> _Records to use_
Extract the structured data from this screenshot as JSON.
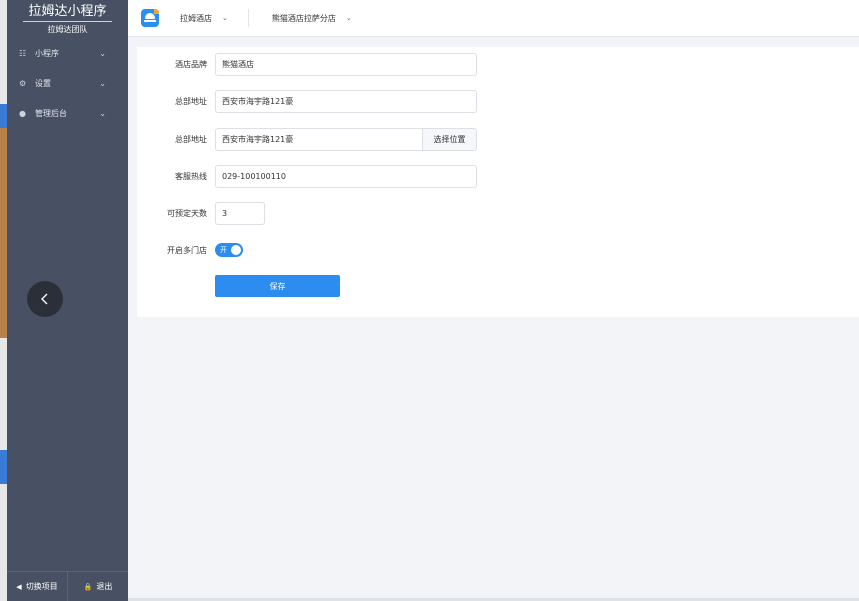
{
  "sidebar": {
    "brand_title": "拉姆达小程序",
    "brand_subtitle": "拉姆达团队",
    "items": [
      {
        "label": "小程序",
        "icon": "grid-icon"
      },
      {
        "label": "设置",
        "icon": "gear-icon"
      },
      {
        "label": "管理后台",
        "icon": "circle-icon"
      }
    ],
    "footer": {
      "switch_label": "切换项目",
      "logout_label": "退出"
    }
  },
  "header": {
    "app_select": "拉姆酒店",
    "store_select": "熊猫酒店拉萨分店"
  },
  "form": {
    "brand": {
      "label": "酒店品牌",
      "value": "熊猫酒店"
    },
    "address": {
      "label": "总部地址",
      "value": "西安市海宇路121豪"
    },
    "location": {
      "label": "总部地址",
      "value": "西安市海宇路121豪",
      "button": "选择位置"
    },
    "hotline": {
      "label": "客服热线",
      "value": "029-100100110"
    },
    "days": {
      "label": "可预定天数",
      "value": "3"
    },
    "multi_store": {
      "label": "开启多门店",
      "toggle_text": "开",
      "enabled": true
    },
    "save_label": "保存"
  },
  "colors": {
    "sidebar_bg": "#485163",
    "accent": "#2d8cf0",
    "page_bg": "#f3f4f7"
  }
}
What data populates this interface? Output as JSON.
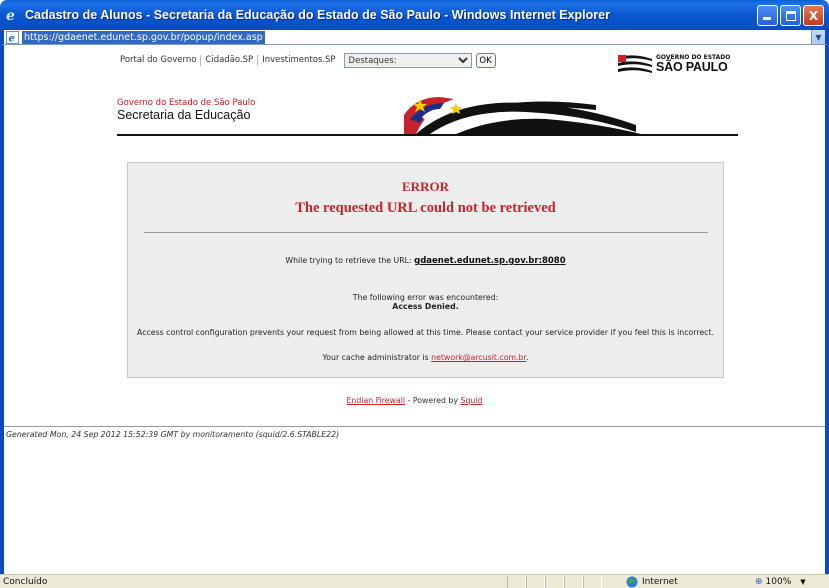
{
  "window": {
    "title": "Cadastro de Alunos - Secretaria da Educação do Estado de São Paulo - Windows Internet Explorer",
    "minimize_label": "_",
    "maximize_label": "□",
    "close_label": "X"
  },
  "address": {
    "url": "https://gdaenet.edunet.sp.gov.br/popup/index.asp"
  },
  "gov_nav": {
    "links": [
      "Portal do Governo",
      "Cidadão.SP",
      "Investimentos.SP"
    ],
    "select_value": "Destaques:",
    "ok_label": "OK",
    "logo_line1": "GOVERNO DO ESTADO",
    "logo_line2": "SÃO PAULO"
  },
  "header": {
    "gov_text": "Governo do Estado de São Paulo",
    "secretaria": "Secretaria da Educação"
  },
  "error": {
    "title": "ERROR",
    "subtitle": "The requested URL could not be retrieved",
    "trying_prefix": "While trying to retrieve the URL:",
    "trying_url": "gdaenet.edunet.sp.gov.br:8080",
    "encountered": "The following error was encountered:",
    "reason": "Access Denied.",
    "explanation": "Access control configuration prevents your request from being allowed at this time. Please contact your service provider if you feel this is incorrect.",
    "admin_prefix": "Your cache administrator is",
    "admin_email": "network@arcusit.com.br",
    "admin_suffix": "."
  },
  "footer": {
    "firewall": "Endian Firewall",
    "powered_by": " - Powered by ",
    "squid": "Squid"
  },
  "generated": "Generated Mon, 24 Sep 2012 15:52:39 GMT by monitoramento (squid/2.6.STABLE22)",
  "status": {
    "text": "Concluído",
    "zone": "Internet",
    "zoom": "100%"
  },
  "colors": {
    "titlebar": "#0a5fd6",
    "error_red": "#c8232c",
    "box_bg": "#ededed"
  }
}
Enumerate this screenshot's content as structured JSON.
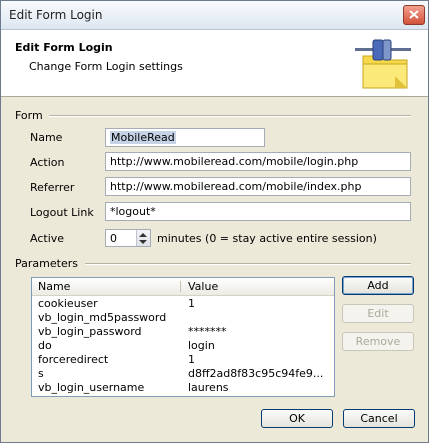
{
  "window": {
    "title": "Edit Form Login"
  },
  "header": {
    "title": "Edit Form Login",
    "subtitle": "Change Form Login settings",
    "icon": "plug-folder-icon"
  },
  "form": {
    "section_label": "Form",
    "name_label": "Name",
    "name_value": "MobileRead",
    "action_label": "Action",
    "action_value": "http://www.mobileread.com/mobile/login.php",
    "referrer_label": "Referrer",
    "referrer_value": "http://www.mobileread.com/mobile/index.php",
    "logout_label": "Logout Link",
    "logout_value": "*logout*",
    "active_label": "Active",
    "active_value": "0",
    "active_suffix": "minutes (0 = stay active entire session)"
  },
  "parameters": {
    "section_label": "Parameters",
    "columns": [
      "Name",
      "Value"
    ],
    "rows": [
      {
        "name": "cookieuser",
        "value": "1"
      },
      {
        "name": "vb_login_md5password",
        "value": ""
      },
      {
        "name": "vb_login_password",
        "value": "*******"
      },
      {
        "name": "do",
        "value": "login"
      },
      {
        "name": "forceredirect",
        "value": "1"
      },
      {
        "name": "s",
        "value": "d8ff2ad8f83c95c94fe9..."
      },
      {
        "name": "vb_login_username",
        "value": "laurens"
      }
    ],
    "add_label": "Add",
    "edit_label": "Edit",
    "remove_label": "Remove"
  },
  "footer": {
    "ok_label": "OK",
    "cancel_label": "Cancel"
  }
}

> _Problem description_
Pictures in the records above are not copied; print everything else exactly.

> _Result_
Extract the structured data from this screenshot as JSON.
{
  "sidebar": {
    "brand_title": "拉姆达小程序",
    "brand_subtitle": "拉姆达团队",
    "items": [
      {
        "label": "小程序",
        "icon": "grid-icon"
      },
      {
        "label": "设置",
        "icon": "gear-icon"
      },
      {
        "label": "管理后台",
        "icon": "circle-icon"
      }
    ],
    "footer": {
      "switch_label": "切换项目",
      "logout_label": "退出"
    }
  },
  "header": {
    "app_select": "拉姆酒店",
    "store_select": "熊猫酒店拉萨分店"
  },
  "form": {
    "brand": {
      "label": "酒店品牌",
      "value": "熊猫酒店"
    },
    "address": {
      "label": "总部地址",
      "value": "西安市海宇路121豪"
    },
    "location": {
      "label": "总部地址",
      "value": "西安市海宇路121豪",
      "button": "选择位置"
    },
    "hotline": {
      "label": "客服热线",
      "value": "029-100100110"
    },
    "days": {
      "label": "可预定天数",
      "value": "3"
    },
    "multi_store": {
      "label": "开启多门店",
      "toggle_text": "开",
      "enabled": true
    },
    "save_label": "保存"
  },
  "colors": {
    "sidebar_bg": "#485163",
    "accent": "#2d8cf0",
    "page_bg": "#f3f4f7"
  }
}
What data populates this interface? Output as JSON.
{
  "window": {
    "title": "Cadastro de Alunos - Secretaria da Educação do Estado de São Paulo - Windows Internet Explorer",
    "minimize_label": "_",
    "maximize_label": "□",
    "close_label": "X"
  },
  "address": {
    "url": "https://gdaenet.edunet.sp.gov.br/popup/index.asp"
  },
  "gov_nav": {
    "links": [
      "Portal do Governo",
      "Cidadão.SP",
      "Investimentos.SP"
    ],
    "select_value": "Destaques:",
    "ok_label": "OK",
    "logo_line1": "GOVERNO DO ESTADO",
    "logo_line2": "SÃO PAULO"
  },
  "header": {
    "gov_text": "Governo do Estado de São Paulo",
    "secretaria": "Secretaria da Educação"
  },
  "error": {
    "title": "ERROR",
    "subtitle": "The requested URL could not be retrieved",
    "trying_prefix": "While trying to retrieve the URL:",
    "trying_url": "gdaenet.edunet.sp.gov.br:8080",
    "encountered": "The following error was encountered:",
    "reason": "Access Denied.",
    "explanation": "Access control configuration prevents your request from being allowed at this time. Please contact your service provider if you feel this is incorrect.",
    "admin_prefix": "Your cache administrator is",
    "admin_email": "network@arcusit.com.br",
    "admin_suffix": "."
  },
  "footer": {
    "firewall": "Endian Firewall",
    "powered_by": " - Powered by ",
    "squid": "Squid"
  },
  "generated": "Generated Mon, 24 Sep 2012 15:52:39 GMT by monitoramento (squid/2.6.STABLE22)",
  "status": {
    "text": "Concluído",
    "zone": "Internet",
    "zoom": "100%"
  },
  "colors": {
    "titlebar": "#0a5fd6",
    "error_red": "#c8232c",
    "box_bg": "#ededed"
  }
}
Enumerate this screenshot's content as structured JSON.
{
  "window": {
    "title": "Edit Form Login"
  },
  "header": {
    "title": "Edit Form Login",
    "subtitle": "Change Form Login settings",
    "icon": "plug-folder-icon"
  },
  "form": {
    "section_label": "Form",
    "name_label": "Name",
    "name_value": "MobileRead",
    "action_label": "Action",
    "action_value": "http://www.mobileread.com/mobile/login.php",
    "referrer_label": "Referrer",
    "referrer_value": "http://www.mobileread.com/mobile/index.php",
    "logout_label": "Logout Link",
    "logout_value": "*logout*",
    "active_label": "Active",
    "active_value": "0",
    "active_suffix": "minutes (0 = stay active entire session)"
  },
  "parameters": {
    "section_label": "Parameters",
    "columns": [
      "Name",
      "Value"
    ],
    "rows": [
      {
        "name": "cookieuser",
        "value": "1"
      },
      {
        "name": "vb_login_md5password",
        "value": ""
      },
      {
        "name": "vb_login_password",
        "value": "*******"
      },
      {
        "name": "do",
        "value": "login"
      },
      {
        "name": "forceredirect",
        "value": "1"
      },
      {
        "name": "s",
        "value": "d8ff2ad8f83c95c94fe9..."
      },
      {
        "name": "vb_login_username",
        "value": "laurens"
      }
    ],
    "add_label": "Add",
    "edit_label": "Edit",
    "remove_label": "Remove"
  },
  "footer": {
    "ok_label": "OK",
    "cancel_label": "Cancel"
  }
}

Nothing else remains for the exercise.